[Material provided start]

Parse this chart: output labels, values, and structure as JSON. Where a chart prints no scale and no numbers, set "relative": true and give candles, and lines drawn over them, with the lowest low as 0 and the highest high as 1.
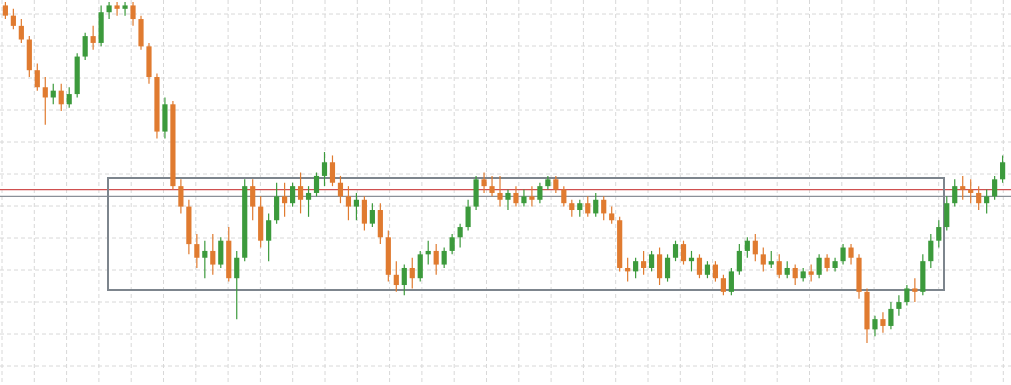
{
  "chart_data": {
    "type": "candlestick",
    "relative": true,
    "grid": true,
    "categories": [
      null,
      null,
      null,
      null,
      null,
      null,
      null,
      null,
      null,
      null,
      null,
      null,
      null,
      null,
      null,
      null,
      null,
      null,
      null,
      null,
      null,
      null,
      null,
      null,
      null,
      null,
      null,
      null,
      null,
      null,
      null,
      null,
      null,
      null,
      null,
      null,
      null,
      null,
      null,
      null,
      null,
      null,
      null,
      null,
      null,
      null,
      null,
      null,
      null,
      null,
      null,
      null,
      null,
      null,
      null,
      null,
      null,
      null,
      null,
      null,
      null,
      null,
      null,
      null,
      null,
      null,
      null,
      null,
      null,
      null,
      null,
      null,
      null,
      null,
      null,
      null,
      null,
      null,
      null,
      null,
      null,
      null,
      null,
      null,
      null,
      null,
      null,
      null,
      null,
      null,
      null,
      null,
      null,
      null,
      null,
      null,
      null,
      null,
      null,
      null,
      null,
      null,
      null,
      null,
      null,
      null,
      null,
      null,
      null,
      null,
      null,
      null,
      null,
      null,
      null,
      null,
      null,
      null,
      null,
      null,
      null,
      null,
      null,
      null,
      null,
      null
    ],
    "ohlc": [
      [
        0.99,
        1.0,
        0.95,
        0.96
      ],
      [
        0.96,
        0.98,
        0.92,
        0.93
      ],
      [
        0.93,
        0.95,
        0.88,
        0.89
      ],
      [
        0.89,
        0.9,
        0.78,
        0.8
      ],
      [
        0.8,
        0.82,
        0.74,
        0.75
      ],
      [
        0.75,
        0.78,
        0.64,
        0.72
      ],
      [
        0.72,
        0.76,
        0.7,
        0.74
      ],
      [
        0.74,
        0.76,
        0.68,
        0.7
      ],
      [
        0.7,
        0.75,
        0.69,
        0.73
      ],
      [
        0.73,
        0.85,
        0.72,
        0.84
      ],
      [
        0.84,
        0.91,
        0.83,
        0.9
      ],
      [
        0.9,
        0.93,
        0.86,
        0.88
      ],
      [
        0.88,
        0.99,
        0.87,
        0.97
      ],
      [
        0.97,
        1.0,
        0.95,
        0.99
      ],
      [
        0.99,
        1.0,
        0.96,
        0.98
      ],
      [
        0.98,
        1.0,
        0.96,
        0.99
      ],
      [
        0.99,
        1.0,
        0.93,
        0.95
      ],
      [
        0.95,
        0.96,
        0.86,
        0.87
      ],
      [
        0.87,
        0.88,
        0.76,
        0.78
      ],
      [
        0.78,
        0.79,
        0.6,
        0.62
      ],
      [
        0.62,
        0.72,
        0.6,
        0.7
      ],
      [
        0.7,
        0.71,
        0.45,
        0.46
      ],
      [
        0.46,
        0.48,
        0.38,
        0.4
      ],
      [
        0.4,
        0.42,
        0.26,
        0.29
      ],
      [
        0.29,
        0.32,
        0.22,
        0.25
      ],
      [
        0.25,
        0.3,
        0.19,
        0.27
      ],
      [
        0.27,
        0.32,
        0.2,
        0.23
      ],
      [
        0.23,
        0.31,
        0.22,
        0.3
      ],
      [
        0.3,
        0.34,
        0.18,
        0.19
      ],
      [
        0.19,
        0.27,
        0.07,
        0.25
      ],
      [
        0.25,
        0.48,
        0.24,
        0.46
      ],
      [
        0.46,
        0.48,
        0.36,
        0.4
      ],
      [
        0.4,
        0.43,
        0.28,
        0.3
      ],
      [
        0.3,
        0.38,
        0.24,
        0.36
      ],
      [
        0.36,
        0.47,
        0.35,
        0.43
      ],
      [
        0.43,
        0.47,
        0.37,
        0.41
      ],
      [
        0.41,
        0.47,
        0.4,
        0.46
      ],
      [
        0.46,
        0.5,
        0.38,
        0.42
      ],
      [
        0.42,
        0.46,
        0.37,
        0.44
      ],
      [
        0.44,
        0.5,
        0.43,
        0.49
      ],
      [
        0.49,
        0.56,
        0.46,
        0.53
      ],
      [
        0.53,
        0.55,
        0.46,
        0.47
      ],
      [
        0.47,
        0.49,
        0.41,
        0.43
      ],
      [
        0.43,
        0.46,
        0.36,
        0.4
      ],
      [
        0.4,
        0.44,
        0.36,
        0.42
      ],
      [
        0.42,
        0.43,
        0.33,
        0.35
      ],
      [
        0.35,
        0.41,
        0.34,
        0.39
      ],
      [
        0.39,
        0.41,
        0.29,
        0.31
      ],
      [
        0.31,
        0.33,
        0.18,
        0.2
      ],
      [
        0.2,
        0.24,
        0.15,
        0.17
      ],
      [
        0.17,
        0.23,
        0.14,
        0.22
      ],
      [
        0.22,
        0.25,
        0.16,
        0.19
      ],
      [
        0.19,
        0.27,
        0.18,
        0.26
      ],
      [
        0.26,
        0.3,
        0.23,
        0.27
      ],
      [
        0.27,
        0.29,
        0.2,
        0.23
      ],
      [
        0.23,
        0.28,
        0.22,
        0.27
      ],
      [
        0.27,
        0.32,
        0.26,
        0.31
      ],
      [
        0.31,
        0.35,
        0.28,
        0.34
      ],
      [
        0.34,
        0.42,
        0.33,
        0.4
      ],
      [
        0.4,
        0.49,
        0.39,
        0.48
      ],
      [
        0.48,
        0.5,
        0.44,
        0.46
      ],
      [
        0.46,
        0.49,
        0.43,
        0.44
      ],
      [
        0.44,
        0.49,
        0.4,
        0.42
      ],
      [
        0.42,
        0.45,
        0.39,
        0.44
      ],
      [
        0.44,
        0.46,
        0.4,
        0.41
      ],
      [
        0.41,
        0.45,
        0.4,
        0.43
      ],
      [
        0.43,
        0.46,
        0.4,
        0.42
      ],
      [
        0.42,
        0.47,
        0.41,
        0.46
      ],
      [
        0.46,
        0.49,
        0.45,
        0.48
      ],
      [
        0.48,
        0.49,
        0.44,
        0.45
      ],
      [
        0.45,
        0.46,
        0.4,
        0.41
      ],
      [
        0.41,
        0.42,
        0.37,
        0.39
      ],
      [
        0.39,
        0.42,
        0.37,
        0.41
      ],
      [
        0.41,
        0.43,
        0.37,
        0.38
      ],
      [
        0.38,
        0.44,
        0.37,
        0.42
      ],
      [
        0.42,
        0.43,
        0.36,
        0.38
      ],
      [
        0.38,
        0.4,
        0.35,
        0.36
      ],
      [
        0.36,
        0.37,
        0.21,
        0.22
      ],
      [
        0.22,
        0.25,
        0.18,
        0.21
      ],
      [
        0.21,
        0.25,
        0.19,
        0.24
      ],
      [
        0.24,
        0.27,
        0.2,
        0.22
      ],
      [
        0.22,
        0.27,
        0.21,
        0.26
      ],
      [
        0.26,
        0.28,
        0.17,
        0.19
      ],
      [
        0.19,
        0.26,
        0.18,
        0.25
      ],
      [
        0.25,
        0.3,
        0.24,
        0.29
      ],
      [
        0.29,
        0.3,
        0.23,
        0.24
      ],
      [
        0.24,
        0.27,
        0.21,
        0.25
      ],
      [
        0.25,
        0.26,
        0.19,
        0.2
      ],
      [
        0.2,
        0.24,
        0.19,
        0.23
      ],
      [
        0.23,
        0.24,
        0.18,
        0.19
      ],
      [
        0.19,
        0.2,
        0.14,
        0.15
      ],
      [
        0.15,
        0.22,
        0.14,
        0.21
      ],
      [
        0.21,
        0.29,
        0.2,
        0.27
      ],
      [
        0.27,
        0.31,
        0.25,
        0.3
      ],
      [
        0.3,
        0.32,
        0.24,
        0.26
      ],
      [
        0.26,
        0.28,
        0.21,
        0.23
      ],
      [
        0.23,
        0.27,
        0.22,
        0.24
      ],
      [
        0.24,
        0.26,
        0.19,
        0.2
      ],
      [
        0.2,
        0.24,
        0.19,
        0.22
      ],
      [
        0.22,
        0.23,
        0.17,
        0.19
      ],
      [
        0.19,
        0.22,
        0.18,
        0.21
      ],
      [
        0.21,
        0.23,
        0.18,
        0.2
      ],
      [
        0.2,
        0.26,
        0.19,
        0.25
      ],
      [
        0.25,
        0.26,
        0.21,
        0.22
      ],
      [
        0.22,
        0.25,
        0.21,
        0.24
      ],
      [
        0.24,
        0.29,
        0.23,
        0.28
      ],
      [
        0.28,
        0.29,
        0.23,
        0.25
      ],
      [
        0.25,
        0.26,
        0.13,
        0.15
      ],
      [
        0.15,
        0.16,
        0.0,
        0.04
      ],
      [
        0.04,
        0.08,
        0.02,
        0.07
      ],
      [
        0.07,
        0.09,
        0.03,
        0.05
      ],
      [
        0.05,
        0.12,
        0.04,
        0.1
      ],
      [
        0.1,
        0.14,
        0.08,
        0.12
      ],
      [
        0.12,
        0.17,
        0.11,
        0.16
      ],
      [
        0.16,
        0.19,
        0.12,
        0.15
      ],
      [
        0.15,
        0.26,
        0.14,
        0.24
      ],
      [
        0.24,
        0.32,
        0.22,
        0.3
      ],
      [
        0.3,
        0.36,
        0.28,
        0.34
      ],
      [
        0.34,
        0.43,
        0.33,
        0.41
      ],
      [
        0.41,
        0.48,
        0.4,
        0.46
      ],
      [
        0.46,
        0.49,
        0.42,
        0.45
      ],
      [
        0.45,
        0.48,
        0.41,
        0.44
      ],
      [
        0.44,
        0.46,
        0.39,
        0.41
      ],
      [
        0.41,
        0.45,
        0.38,
        0.43
      ],
      [
        0.43,
        0.49,
        0.42,
        0.48
      ],
      [
        0.48,
        0.55,
        0.47,
        0.53
      ]
    ],
    "ref_lines": [
      {
        "axis": "y",
        "value": 0.45,
        "color": "#d05050"
      },
      {
        "axis": "y",
        "value": 0.43,
        "color": "#8a9098"
      }
    ]
  }
}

[Material provided end]

**Directions for this task**
Using the listing above, show every line that includes the string "true".

**The reply**
Parse this chart: output labels, values, and structure as JSON. Where a chart prints no scale and no numbers, set "relative": true and give candles, and lines drawn over them, with the lowest low as 0 and the highest high as 1.
    "relative": true,
    "grid": true,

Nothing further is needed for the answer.